Set task: Find the lines that hold the word "История" and return them.

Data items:
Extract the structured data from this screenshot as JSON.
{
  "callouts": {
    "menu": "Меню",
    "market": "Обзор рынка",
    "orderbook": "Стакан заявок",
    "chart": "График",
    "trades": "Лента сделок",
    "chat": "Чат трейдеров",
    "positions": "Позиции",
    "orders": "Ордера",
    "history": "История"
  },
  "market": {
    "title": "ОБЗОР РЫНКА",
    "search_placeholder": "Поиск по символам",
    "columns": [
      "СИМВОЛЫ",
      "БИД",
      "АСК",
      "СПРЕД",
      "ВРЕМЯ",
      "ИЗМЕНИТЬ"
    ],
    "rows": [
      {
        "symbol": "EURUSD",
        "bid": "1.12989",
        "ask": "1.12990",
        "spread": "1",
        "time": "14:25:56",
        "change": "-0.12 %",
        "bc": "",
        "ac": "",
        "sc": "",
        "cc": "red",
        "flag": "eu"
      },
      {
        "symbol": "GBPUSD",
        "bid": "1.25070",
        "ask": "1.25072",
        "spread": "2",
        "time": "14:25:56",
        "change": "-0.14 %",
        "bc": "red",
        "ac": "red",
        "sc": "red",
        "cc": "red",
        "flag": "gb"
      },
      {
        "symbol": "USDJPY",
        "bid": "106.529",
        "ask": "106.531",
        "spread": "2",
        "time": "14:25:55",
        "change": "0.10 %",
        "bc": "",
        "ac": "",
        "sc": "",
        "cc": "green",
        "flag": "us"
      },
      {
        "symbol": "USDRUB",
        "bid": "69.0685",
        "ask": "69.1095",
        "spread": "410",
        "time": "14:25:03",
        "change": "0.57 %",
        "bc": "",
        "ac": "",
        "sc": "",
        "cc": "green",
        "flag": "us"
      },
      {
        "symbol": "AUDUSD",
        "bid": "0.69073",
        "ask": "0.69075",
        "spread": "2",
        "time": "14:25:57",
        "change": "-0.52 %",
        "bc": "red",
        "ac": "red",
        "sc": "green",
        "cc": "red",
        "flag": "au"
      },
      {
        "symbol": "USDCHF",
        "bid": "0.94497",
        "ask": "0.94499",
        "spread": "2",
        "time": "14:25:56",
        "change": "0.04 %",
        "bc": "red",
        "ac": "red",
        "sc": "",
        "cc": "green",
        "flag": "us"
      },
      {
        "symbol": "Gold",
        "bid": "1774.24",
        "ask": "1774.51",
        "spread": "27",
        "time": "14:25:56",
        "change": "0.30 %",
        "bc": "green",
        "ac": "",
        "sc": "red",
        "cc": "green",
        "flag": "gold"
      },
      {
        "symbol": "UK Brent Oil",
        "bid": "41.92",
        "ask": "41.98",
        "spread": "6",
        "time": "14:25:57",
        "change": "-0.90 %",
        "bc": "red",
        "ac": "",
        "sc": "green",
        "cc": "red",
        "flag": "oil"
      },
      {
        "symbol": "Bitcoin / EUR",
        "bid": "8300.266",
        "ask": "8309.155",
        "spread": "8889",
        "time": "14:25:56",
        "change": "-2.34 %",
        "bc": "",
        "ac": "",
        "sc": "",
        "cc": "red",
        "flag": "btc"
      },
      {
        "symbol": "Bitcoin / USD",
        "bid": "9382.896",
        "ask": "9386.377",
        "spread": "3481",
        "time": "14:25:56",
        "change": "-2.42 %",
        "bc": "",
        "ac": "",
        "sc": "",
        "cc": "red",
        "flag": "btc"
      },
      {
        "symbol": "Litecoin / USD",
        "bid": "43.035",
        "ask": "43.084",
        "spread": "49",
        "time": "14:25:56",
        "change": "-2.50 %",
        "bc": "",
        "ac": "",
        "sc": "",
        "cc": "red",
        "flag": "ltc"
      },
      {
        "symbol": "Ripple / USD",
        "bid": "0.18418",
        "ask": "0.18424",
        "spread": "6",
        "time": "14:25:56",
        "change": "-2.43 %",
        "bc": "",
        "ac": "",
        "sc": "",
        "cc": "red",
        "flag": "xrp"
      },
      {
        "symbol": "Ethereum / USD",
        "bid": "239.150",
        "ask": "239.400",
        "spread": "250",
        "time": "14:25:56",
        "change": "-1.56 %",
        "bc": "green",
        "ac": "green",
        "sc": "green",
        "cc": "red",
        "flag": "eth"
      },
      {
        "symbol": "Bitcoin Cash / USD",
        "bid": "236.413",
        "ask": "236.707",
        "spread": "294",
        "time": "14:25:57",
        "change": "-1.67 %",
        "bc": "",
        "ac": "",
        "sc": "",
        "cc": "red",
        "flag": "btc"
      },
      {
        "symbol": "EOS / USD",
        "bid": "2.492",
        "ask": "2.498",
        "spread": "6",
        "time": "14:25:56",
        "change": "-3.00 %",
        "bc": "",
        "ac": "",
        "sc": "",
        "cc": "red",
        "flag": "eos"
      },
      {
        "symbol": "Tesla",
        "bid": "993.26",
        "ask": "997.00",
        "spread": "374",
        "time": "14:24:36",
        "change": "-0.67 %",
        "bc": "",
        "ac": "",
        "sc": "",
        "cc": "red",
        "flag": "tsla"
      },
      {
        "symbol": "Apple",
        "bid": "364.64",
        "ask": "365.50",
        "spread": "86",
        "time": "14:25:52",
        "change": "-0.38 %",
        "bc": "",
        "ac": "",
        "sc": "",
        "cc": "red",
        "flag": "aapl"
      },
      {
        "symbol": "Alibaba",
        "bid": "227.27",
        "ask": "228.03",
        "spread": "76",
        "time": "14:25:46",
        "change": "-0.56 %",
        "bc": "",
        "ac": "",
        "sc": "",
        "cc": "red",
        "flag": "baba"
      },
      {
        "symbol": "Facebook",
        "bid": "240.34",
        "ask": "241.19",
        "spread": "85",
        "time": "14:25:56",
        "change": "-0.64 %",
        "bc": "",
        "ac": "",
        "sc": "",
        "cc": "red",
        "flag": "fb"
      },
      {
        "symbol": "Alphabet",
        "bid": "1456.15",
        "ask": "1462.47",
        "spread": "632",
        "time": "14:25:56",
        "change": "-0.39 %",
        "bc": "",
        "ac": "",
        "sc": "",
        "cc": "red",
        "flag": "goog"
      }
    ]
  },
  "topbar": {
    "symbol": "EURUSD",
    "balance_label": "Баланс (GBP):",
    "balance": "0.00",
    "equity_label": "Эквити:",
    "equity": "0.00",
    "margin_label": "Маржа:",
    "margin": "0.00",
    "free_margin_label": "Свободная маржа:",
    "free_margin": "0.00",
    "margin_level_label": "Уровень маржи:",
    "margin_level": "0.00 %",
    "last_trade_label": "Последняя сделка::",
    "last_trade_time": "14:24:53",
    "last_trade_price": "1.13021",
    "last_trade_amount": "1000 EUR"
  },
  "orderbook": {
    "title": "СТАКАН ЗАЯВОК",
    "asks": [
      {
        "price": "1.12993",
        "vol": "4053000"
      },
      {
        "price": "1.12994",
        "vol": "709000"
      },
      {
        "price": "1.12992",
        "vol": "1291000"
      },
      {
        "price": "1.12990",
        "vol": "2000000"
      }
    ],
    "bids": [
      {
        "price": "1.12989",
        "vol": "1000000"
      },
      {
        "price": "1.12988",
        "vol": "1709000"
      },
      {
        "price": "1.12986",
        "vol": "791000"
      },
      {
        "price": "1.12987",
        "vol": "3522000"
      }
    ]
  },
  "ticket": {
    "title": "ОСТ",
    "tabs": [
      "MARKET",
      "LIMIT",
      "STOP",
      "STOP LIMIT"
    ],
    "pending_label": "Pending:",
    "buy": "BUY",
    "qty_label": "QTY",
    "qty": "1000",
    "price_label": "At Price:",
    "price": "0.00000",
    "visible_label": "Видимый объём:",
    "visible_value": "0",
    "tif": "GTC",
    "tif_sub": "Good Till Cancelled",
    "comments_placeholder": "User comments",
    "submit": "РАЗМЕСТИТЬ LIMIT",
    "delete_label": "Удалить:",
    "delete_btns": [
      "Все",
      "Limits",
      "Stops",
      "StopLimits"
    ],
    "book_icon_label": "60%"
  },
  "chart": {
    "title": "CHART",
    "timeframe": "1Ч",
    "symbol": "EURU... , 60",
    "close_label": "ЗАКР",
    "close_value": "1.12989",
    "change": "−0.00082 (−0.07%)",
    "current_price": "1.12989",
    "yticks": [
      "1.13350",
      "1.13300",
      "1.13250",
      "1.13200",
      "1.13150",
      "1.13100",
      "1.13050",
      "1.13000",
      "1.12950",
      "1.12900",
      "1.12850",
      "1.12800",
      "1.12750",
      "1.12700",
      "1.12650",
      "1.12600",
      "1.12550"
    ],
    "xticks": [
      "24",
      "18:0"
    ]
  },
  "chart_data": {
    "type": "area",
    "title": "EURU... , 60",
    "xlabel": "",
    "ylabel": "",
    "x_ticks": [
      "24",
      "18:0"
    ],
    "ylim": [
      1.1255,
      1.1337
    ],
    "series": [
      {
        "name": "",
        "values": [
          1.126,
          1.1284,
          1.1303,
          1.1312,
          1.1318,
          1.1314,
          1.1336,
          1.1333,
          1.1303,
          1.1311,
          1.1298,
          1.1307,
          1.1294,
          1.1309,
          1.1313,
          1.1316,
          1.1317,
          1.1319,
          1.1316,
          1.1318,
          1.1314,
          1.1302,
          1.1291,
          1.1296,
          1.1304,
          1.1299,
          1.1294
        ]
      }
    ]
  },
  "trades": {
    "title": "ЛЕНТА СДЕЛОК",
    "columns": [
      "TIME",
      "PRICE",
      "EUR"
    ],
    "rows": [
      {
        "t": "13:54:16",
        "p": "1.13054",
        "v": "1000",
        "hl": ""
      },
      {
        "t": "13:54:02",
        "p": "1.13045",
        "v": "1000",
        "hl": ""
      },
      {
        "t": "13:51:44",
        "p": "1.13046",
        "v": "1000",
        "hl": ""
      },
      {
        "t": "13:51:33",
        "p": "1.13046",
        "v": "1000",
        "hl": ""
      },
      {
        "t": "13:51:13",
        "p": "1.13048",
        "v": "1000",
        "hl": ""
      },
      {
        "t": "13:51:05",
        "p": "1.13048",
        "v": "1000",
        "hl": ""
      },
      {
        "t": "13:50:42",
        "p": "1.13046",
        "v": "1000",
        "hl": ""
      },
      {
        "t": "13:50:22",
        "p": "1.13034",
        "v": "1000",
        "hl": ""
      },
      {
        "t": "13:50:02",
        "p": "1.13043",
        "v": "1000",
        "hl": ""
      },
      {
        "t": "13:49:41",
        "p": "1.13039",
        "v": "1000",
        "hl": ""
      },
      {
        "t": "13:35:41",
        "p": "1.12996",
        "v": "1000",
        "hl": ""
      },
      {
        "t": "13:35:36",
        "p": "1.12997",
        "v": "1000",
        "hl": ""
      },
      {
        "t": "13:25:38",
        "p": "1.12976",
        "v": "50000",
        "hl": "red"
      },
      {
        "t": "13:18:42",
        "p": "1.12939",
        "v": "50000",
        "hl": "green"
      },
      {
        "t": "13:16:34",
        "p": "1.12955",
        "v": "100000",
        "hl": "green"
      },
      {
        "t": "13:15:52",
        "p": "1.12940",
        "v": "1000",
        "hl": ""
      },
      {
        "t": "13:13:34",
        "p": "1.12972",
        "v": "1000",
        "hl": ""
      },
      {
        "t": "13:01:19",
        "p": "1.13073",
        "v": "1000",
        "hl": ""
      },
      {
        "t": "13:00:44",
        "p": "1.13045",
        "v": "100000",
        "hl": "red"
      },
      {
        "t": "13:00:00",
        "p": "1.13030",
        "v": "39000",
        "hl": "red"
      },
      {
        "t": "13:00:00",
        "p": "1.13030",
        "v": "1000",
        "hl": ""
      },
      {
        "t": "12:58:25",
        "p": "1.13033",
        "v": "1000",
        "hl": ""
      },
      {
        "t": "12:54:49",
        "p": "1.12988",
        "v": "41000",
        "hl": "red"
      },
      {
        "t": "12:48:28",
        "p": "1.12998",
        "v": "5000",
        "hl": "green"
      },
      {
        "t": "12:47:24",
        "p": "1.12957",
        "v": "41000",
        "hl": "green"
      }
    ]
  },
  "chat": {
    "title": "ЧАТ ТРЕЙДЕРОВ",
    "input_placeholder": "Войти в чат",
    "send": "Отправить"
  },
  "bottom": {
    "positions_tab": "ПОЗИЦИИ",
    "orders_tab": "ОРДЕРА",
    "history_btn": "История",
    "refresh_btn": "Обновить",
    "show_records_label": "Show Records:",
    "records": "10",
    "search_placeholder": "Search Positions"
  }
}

Solution to the exercise:
    "history": "История"
    "history_btn": "История",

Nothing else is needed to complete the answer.